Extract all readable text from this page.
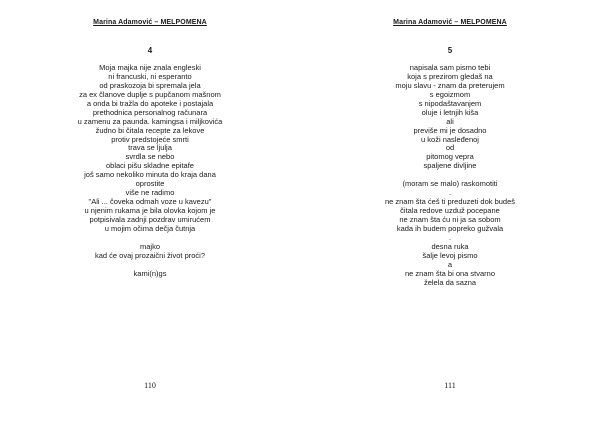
Marina Adamović – MELPOMENA
4
Moja majka nije znala engleski
ni francuski, ni esperanto
od praskozoja bi spremala jela
za ex članove duplje s pupčanom mašnom
a onda bi tražla do apoteke i postajala
prethodnica personalnog računara
u zamenu za paunda. kamingsa i miljkovića
žudno bi čitala recepte za lekove
protiv predstojeće smrti
trava se ljulja
svrdla se nebo
oblaci pišu skladne epitafe
još samo nekoliko minuta do kraja dana
oprostite
više ne radimo
"Ali ... čoveka odmah voze u kavezu"
u njenim rukama je bila olovka kojom je
potpisivala zadnji pozdrav umirućem
u mojim očima dečja čutnja
majko
kad će ovaj prozaični život proći?
kami(n)gs
110
Marina Adamović – MELPOMENA
5
napisala sam pismo tebi
koja s prezirom gledaš na
moju slavu - znam da preterujem
s egoizmom
s nipodaštavanjem
oluje i letnjih kiša
ali
previše mi je dosadno
u koži nasleđenoj
od
pitomog vepra
spaljene divljine
(moram se malo) raskomotiti
.
ne znam šta ćeš ti preduzeti dok budeš
čitala redove uzduž pocepane
ne znam šta ću ni ja sa sobom
kada ih budem popreko gužvala
.
desna ruka
šalje levoj pismo
a
ne znam šta bi ona stvarno
želela da sazna
111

YOUR INSTRUCTIONS -
Print each record exactly as it stands, leaving the images out.

EXPECTED OUTPUT -
Extract all readable text from this page.
Marina Adamović – MELPOMENA
4
Moja majka nije znala engleski
ni francuski, ni esperanto
od praskozoja bi spremala jela
za ex članove duplje s pupčanom mašnom
a onda bi tražla do apoteke i postajala
prethodnica personalnog računara
u zamenu za paunda. kamingsa i miljkovića
žudno bi čitala recepte za lekove
protiv predstojeće smrti
trava se ljulja
svrdla se nebo
oblaci pišu skladne epitafe
još samo nekoliko minuta do kraja dana
oprostite
više ne radimo
"Ali ... čoveka odmah voze u kavezu"
u njenim rukama je bila olovka kojom je
potpisivala zadnji pozdrav umirućem
u mojim očima dečja čutnja
majko
kad će ovaj prozaični život proći?
kami(n)gs
110
Marina Adamović – MELPOMENA
5
napisala sam pismo tebi
koja s prezirom gledaš na
moju slavu - znam da preterujem
s egoizmom
s nipodaštavanjem
oluje i letnjih kiša
ali
previše mi je dosadno
u koži nasleđenoj
od
pitomog vepra
spaljene divljine
(moram se malo) raskomotiti
.
ne znam šta ćeš ti preduzeti dok budeš
čitala redove uzduž pocepane
ne znam šta ću ni ja sa sobom
kada ih budem popreko gužvala
.
desna ruka
šalje levoj pismo
a
ne znam šta bi ona stvarno
želela da sazna
111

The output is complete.